Do you have stat-prefetch loaded? With stat-prefetch on, self-heal might not be triggered by just doing "ls". Can you do "find | xargs stat" on the mountpoint and then try the ls? Also, are you killing the first server or the second?
No there was no stat-prefetch loaded. And I was doing all the servers down and up. But yes, most of the times it was the first server and most many times this was observed when 1st server of each of the dht subvolumes was brought down. And once we even observed data corruption also. Like doing md5sum on the backend of the 1st server(which was brought down, backend was cleaned and brought up) yielded same value for all the entries in a directory.Running find command while the server was broght down and again brought up says some filesystem error. Will repeat the test once again and post the errors am getting. But the strange thing is everytime I do the test I get a new error(each of the things mentioned were observed in different runs, not in a single run). Will repeat the tests and update again.
Whenever some big directory such as "/usr" is being copied and removed simultaneously and "find" is also being run parallely then server up and down will cause this following to be displayed by the "find" "find: WARNING: Hard link count is wrong for `./usr/doc/HTML/en/kinfocenter' (saw only st_nlink=15 but we already saw 13 subdirectories): this may be a bug in your file system driver. Automatically turning on find's -noleaf option. Earlier results may have failed to include directories that should have been searched."
Please check with new release..
(In reply to comment #4) > Please check with new release.. Raghu, Can you please test this out again with 3.1.0?
I think with the first_up subvolume fix this should be closed. But anyways, once Jonhy is back, please check with him if its fixed and close it.
Please update the status of this bug as its been more than 6months since its filed (bug id < 2000) Please resolve it with proper resolution if its not valid anymore. If its still valid and not critical, move it to 'enhancement' severity.
*** This bug has been marked as a duplicate of bug 2684 ***

• _Stored data_
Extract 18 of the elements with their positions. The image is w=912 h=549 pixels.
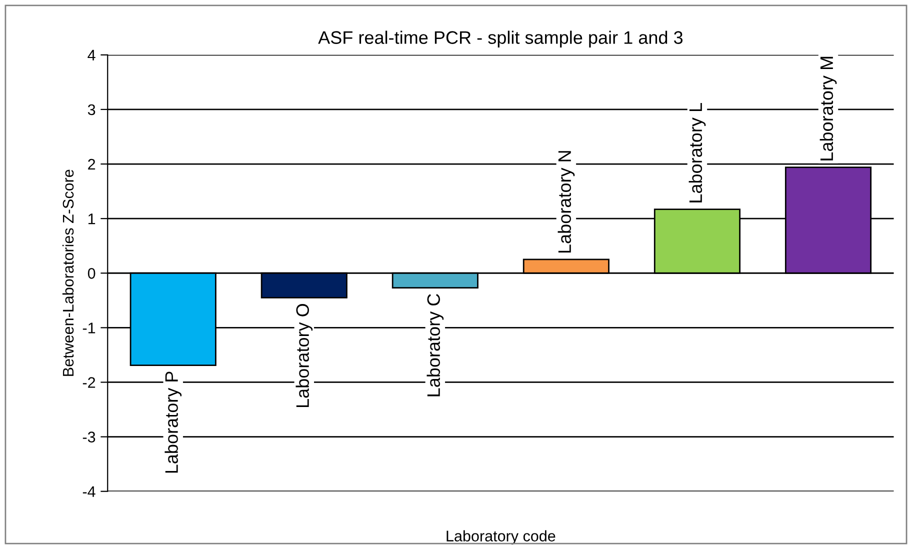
- y-tick-label: 3: [88, 104, 96, 116]
- x-tick-label: Laboratory N: [558, 151, 575, 253]
- y-tick-label: 1: [88, 214, 96, 224]
- x-tick-label: Laboratory P: [164, 372, 182, 473]
- x-tick-label: Laboratory L: [688, 103, 706, 202]
- x-tick-label: Laboratory O: [296, 304, 313, 408]
- y-tick-label: -3: [82, 432, 96, 442]
- y-axis-title: Between-Laboratories Z-Score: [62, 170, 74, 376]
- y-tick-label: -4: [82, 486, 96, 497]
- x-axis-title: Laboratory code: [446, 530, 556, 544]
- y-tick-label: -2: [82, 377, 96, 388]
- y-tick-label: 2: [88, 158, 96, 170]
- y-tick-label: 0: [88, 268, 96, 279]
- y-tick-label: -1: [82, 322, 96, 334]
- y-tick-label: 4: [88, 50, 96, 60]
- x-tick-label: Laboratory M: [820, 56, 837, 160]
- x-tick-label: Laboratory C: [426, 294, 444, 396]
- chart-title: ASF real-time PCR - split sample pair 1 and 3: [318, 30, 683, 48]
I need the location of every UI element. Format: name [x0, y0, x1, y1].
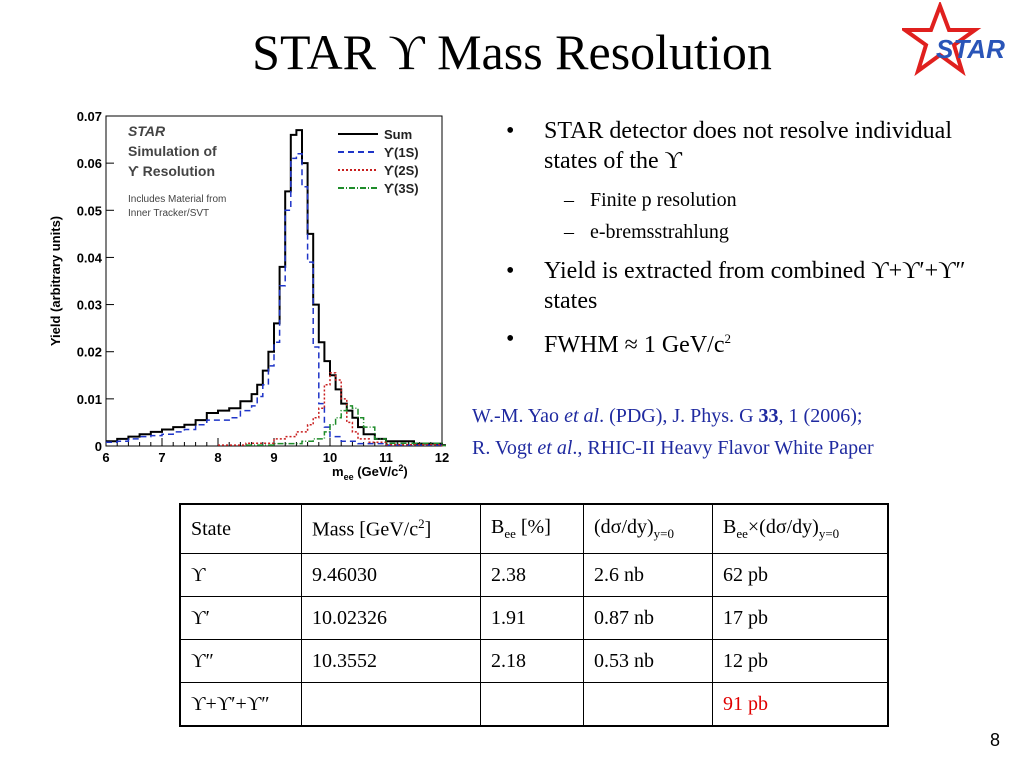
slide-title: STAR ϒ Mass Resolution [252, 24, 772, 80]
series-line-3 [246, 405, 446, 447]
y-tick-label: 0.02 [77, 345, 102, 360]
cell-state: ϒ [179, 553, 302, 597]
legend-label: ϒ(3S) [384, 181, 419, 196]
legend-label: ϒ(2S) [384, 163, 419, 178]
cell-state: ϒ′ [179, 596, 302, 640]
y-tick-label: 0.05 [77, 203, 102, 218]
table-row: ϒ 9.46030 2.38 2.6 nb 62 pb [179, 553, 889, 597]
annotation-line4: Includes Material from [128, 194, 226, 205]
y-tick-label: 0 [95, 439, 102, 454]
x-tick-label: 6 [102, 450, 109, 465]
header-mass: Mass [GeV/c2] [301, 503, 481, 554]
mass-resolution-chart: 6 7 8 9 10 11 1200.010.020.030.040.050.060.07 … [50, 109, 449, 482]
x-axis-label: mee (GeV/c2) [332, 463, 408, 482]
cell-bee: 2.38 [480, 553, 584, 597]
x-tick-label: 11 [379, 450, 393, 465]
legend-label: ϒ(1S) [384, 145, 419, 160]
x-tick-label: 9 [270, 450, 277, 465]
chart-legend: Sum ϒ(1S) ϒ(2S) ϒ(3S) [338, 127, 419, 196]
y-tick-label: 0.04 [77, 250, 103, 265]
cell-bee: 1.91 [480, 596, 584, 640]
star-logo: STAR [902, 2, 1005, 77]
y-tick-label: 0.06 [77, 156, 102, 171]
y-tick-label: 0.03 [77, 298, 102, 313]
cell-bee: 2.18 [480, 639, 584, 683]
header-product: Bee×(dσ/dy)y=0 [712, 503, 889, 554]
cell-dsdy: 0.87 nb [583, 596, 713, 640]
legend-label: Sum [384, 127, 412, 142]
chart-annotation: STAR Simulation of ϒ Resolution Includes… [128, 123, 226, 219]
annotation-line5: Inner Tracker/SVT [128, 208, 209, 219]
annotation-line3: ϒ Resolution [128, 163, 215, 179]
cell-mass [301, 682, 481, 727]
table-row: ϒ′ 10.02326 1.91 0.87 nb 17 pb [179, 596, 889, 640]
sub-bullet-item: Finite p resolution [506, 184, 1006, 216]
reference-citation: W.-M. Yao et al. (PDG), J. Phys. G 33, 1… [472, 400, 1012, 464]
header-bee: Bee [%] [480, 503, 584, 554]
bullet-item: Yield is extracted from combined ϒ+ϒ′+ϒ″… [506, 256, 1006, 316]
cell-dsdy: 2.6 nb [583, 553, 713, 597]
cell-state: ϒ″ [179, 639, 302, 683]
table-row: ϒ″ 10.3552 2.18 0.53 nb 12 pb [179, 639, 889, 683]
x-tick-label: 10 [323, 450, 337, 465]
annotation-star: STAR [128, 123, 166, 139]
sub-bullet-item: e-bremsstrahlung [506, 216, 1006, 248]
y-tick-label: 0.07 [77, 109, 102, 124]
y-tick-label: 0.01 [77, 392, 102, 407]
cell-mass: 10.3552 [301, 639, 481, 683]
table-row-total: ϒ+ϒ′+ϒ″ 91 pb [179, 682, 889, 727]
x-tick-label: 12 [435, 450, 449, 465]
cell-product: 12 pb [712, 639, 889, 683]
logo-text: STAR [936, 34, 1005, 64]
cell-dsdy: 0.53 nb [583, 639, 713, 683]
cell-state: ϒ+ϒ′+ϒ″ [179, 682, 302, 727]
page-number: 8 [990, 730, 1001, 750]
cell-product: 17 pb [712, 596, 889, 640]
bullet-list: STAR detector does not resolve individua… [506, 116, 1006, 368]
annotation-line2: Simulation of [128, 143, 217, 159]
cell-bee [480, 682, 584, 727]
upsilon-states-table: State Mass [GeV/c2] Bee [%] (dσ/dy)y=0 B… [179, 503, 889, 727]
cell-mass: 9.46030 [301, 553, 481, 597]
header-dsdy: (dσ/dy)y=0 [583, 503, 713, 554]
header-state: State [179, 503, 302, 554]
cell-mass: 10.02326 [301, 596, 481, 640]
bullet-item: FWHM ≈ 1 GeV/c2 [506, 324, 1006, 360]
bullet-item: STAR detector does not resolve individua… [506, 116, 1006, 176]
reference-line-2: R. Vogt et al., RHIC-II Heavy Flavor Whi… [472, 437, 874, 459]
reference-line-1: W.-M. Yao et al. (PDG), J. Phys. G 33, 1… [472, 405, 863, 427]
series-line-1 [106, 152, 446, 447]
table-header-row: State Mass [GeV/c2] Bee [%] (dσ/dy)y=0 B… [179, 503, 889, 554]
logo-star-icon [902, 2, 982, 77]
y-axis-label: Yield (arbitrary units) [50, 216, 63, 346]
cell-product: 62 pb [712, 553, 889, 597]
cell-dsdy [583, 682, 713, 727]
x-tick-label: 8 [214, 450, 221, 465]
cell-product-total: 91 pb [712, 682, 889, 727]
series-line-2 [218, 372, 446, 447]
x-tick-label: 7 [158, 450, 165, 465]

• _Exercise A_
In the bug thread, which release is Raghu asked to test again?
• _Exercise B_
Which shell commands does the bug thread name? List each one once.

• _Task response A_
3.1.0

• _Task response B_
ls, find, xargs, stat, md5sum